Dataset content:
§ §

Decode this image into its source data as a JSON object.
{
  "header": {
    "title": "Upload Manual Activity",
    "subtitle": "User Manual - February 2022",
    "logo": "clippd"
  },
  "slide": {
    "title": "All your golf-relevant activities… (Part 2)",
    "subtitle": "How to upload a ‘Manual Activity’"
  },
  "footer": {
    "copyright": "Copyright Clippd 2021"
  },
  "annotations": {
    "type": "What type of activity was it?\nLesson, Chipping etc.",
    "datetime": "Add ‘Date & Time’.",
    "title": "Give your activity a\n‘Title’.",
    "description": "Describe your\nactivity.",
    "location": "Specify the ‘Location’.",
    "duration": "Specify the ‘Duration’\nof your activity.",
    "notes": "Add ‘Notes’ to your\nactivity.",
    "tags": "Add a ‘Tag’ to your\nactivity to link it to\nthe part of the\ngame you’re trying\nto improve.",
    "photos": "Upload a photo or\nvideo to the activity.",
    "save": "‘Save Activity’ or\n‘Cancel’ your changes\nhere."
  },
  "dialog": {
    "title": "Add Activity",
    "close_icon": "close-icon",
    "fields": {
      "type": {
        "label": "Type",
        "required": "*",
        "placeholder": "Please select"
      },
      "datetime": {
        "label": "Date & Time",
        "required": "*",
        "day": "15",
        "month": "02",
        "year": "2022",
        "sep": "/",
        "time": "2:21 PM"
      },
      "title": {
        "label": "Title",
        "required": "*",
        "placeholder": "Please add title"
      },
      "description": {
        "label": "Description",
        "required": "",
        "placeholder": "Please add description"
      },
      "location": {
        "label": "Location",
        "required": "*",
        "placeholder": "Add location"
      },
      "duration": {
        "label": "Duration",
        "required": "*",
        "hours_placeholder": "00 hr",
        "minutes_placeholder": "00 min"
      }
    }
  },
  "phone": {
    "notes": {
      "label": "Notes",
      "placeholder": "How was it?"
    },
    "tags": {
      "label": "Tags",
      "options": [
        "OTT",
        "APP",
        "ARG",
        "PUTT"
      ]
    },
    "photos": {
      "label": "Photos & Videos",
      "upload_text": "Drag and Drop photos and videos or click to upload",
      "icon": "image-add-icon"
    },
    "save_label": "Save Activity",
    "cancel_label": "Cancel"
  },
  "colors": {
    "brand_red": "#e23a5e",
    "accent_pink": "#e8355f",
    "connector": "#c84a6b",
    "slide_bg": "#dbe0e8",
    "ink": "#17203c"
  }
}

§ §

Set problem: Say how many lines of the data hold the string "Manual". Reply with the number alone.

Finished task: 3